## Challenge
In the following material, identify every line holding the string "icon" and return it.

[Stored data entries]
——————

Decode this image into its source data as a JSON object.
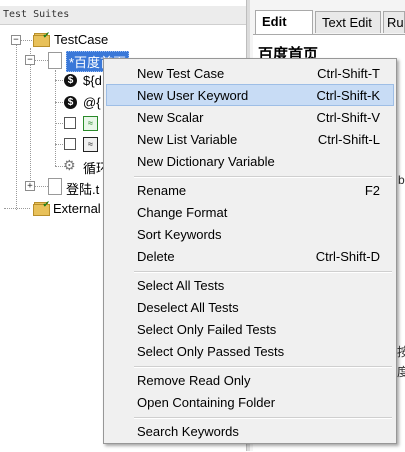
{
  "tree": {
    "header": "Test Suites",
    "items": {
      "testcase": "TestCase",
      "selected": "*百度首页",
      "dollar1": "${d",
      "dollar2": "@{",
      "loop": "循环",
      "login": "登陆.t",
      "external": "External"
    }
  },
  "editor": {
    "tabs": [
      "Edit",
      "Text Edit",
      "Ru"
    ],
    "page_title": "百度首页",
    "edge_chars": [
      "b",
      "按",
      "度"
    ]
  },
  "context_menu": {
    "groups": [
      [
        {
          "label": "New Test Case",
          "shortcut": "Ctrl-Shift-T"
        },
        {
          "label": "New User Keyword",
          "shortcut": "Ctrl-Shift-K",
          "highlighted": true
        },
        {
          "label": "New Scalar",
          "shortcut": "Ctrl-Shift-V"
        },
        {
          "label": "New List Variable",
          "shortcut": "Ctrl-Shift-L"
        },
        {
          "label": "New Dictionary Variable",
          "shortcut": ""
        }
      ],
      [
        {
          "label": "Rename",
          "shortcut": "F2"
        },
        {
          "label": "Change Format",
          "shortcut": ""
        },
        {
          "label": "Sort Keywords",
          "shortcut": ""
        },
        {
          "label": "Delete",
          "shortcut": "Ctrl-Shift-D"
        }
      ],
      [
        {
          "label": "Select All Tests",
          "shortcut": ""
        },
        {
          "label": "Deselect All Tests",
          "shortcut": ""
        },
        {
          "label": "Select Only Failed Tests",
          "shortcut": ""
        },
        {
          "label": "Select Only Passed Tests",
          "shortcut": ""
        }
      ],
      [
        {
          "label": "Remove Read Only",
          "shortcut": ""
        },
        {
          "label": "Open Containing Folder",
          "shortcut": ""
        }
      ],
      [
        {
          "label": "Search Keywords",
          "shortcut": ""
        }
      ]
    ]
  },
  "colors": {
    "selection": "#3a78d8",
    "menu_highlight": "#c8dcf5",
    "menu_bg": "#f0f0f0"
  }
}
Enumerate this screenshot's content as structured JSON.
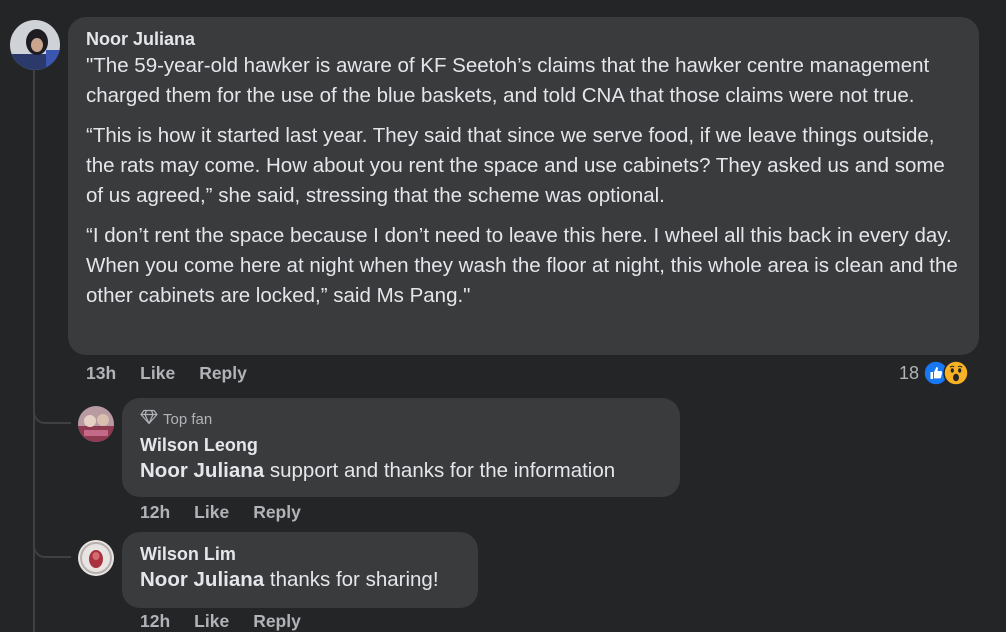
{
  "comments": [
    {
      "author": "Noor Juliana",
      "paragraphs": [
        "\"The 59-year-old hawker is aware of KF Seetoh’s claims that the hawker centre management charged them for the use of the blue baskets, and told CNA that those claims were not true.",
        "“This is how it started last year. They said that since we serve food, if we leave things outside, the rats may come. How about you rent the space and use cabinets? They asked us and some of us agreed,” she said, stressing that the scheme was optional.",
        "“I don’t rent the space because I don’t need to leave this here. I wheel all this back in every day. When you come here at night when they wash the floor at night, this whole area is clean and the other cabinets are locked,” said Ms Pang.\""
      ],
      "time": "13h",
      "like_label": "Like",
      "reply_label": "Reply",
      "reaction_count": "18",
      "reactions": [
        "like-reaction-icon",
        "wow-reaction-icon"
      ]
    }
  ],
  "replies": [
    {
      "badge": "Top fan",
      "badge_icon": "diamond-icon",
      "author": "Wilson Leong",
      "mention": "Noor Juliana",
      "text": " support and thanks for the information",
      "time": "12h",
      "like_label": "Like",
      "reply_label": "Reply"
    },
    {
      "author": "Wilson Lim",
      "mention": "Noor Juliana",
      "text": " thanks for sharing!",
      "time": "12h",
      "like_label": "Like",
      "reply_label": "Reply"
    }
  ],
  "colors": {
    "background": "#242526",
    "bubble": "#3a3b3c",
    "primary_text": "#e4e6eb",
    "secondary_text": "#b0b3b8",
    "like_blue": "#1877f2",
    "wow_yellow": "#f7b125"
  }
}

——————

## Complete output
        "like-reaction-icon",
        "wow-reaction-icon"
      "badge_icon": "diamond-icon",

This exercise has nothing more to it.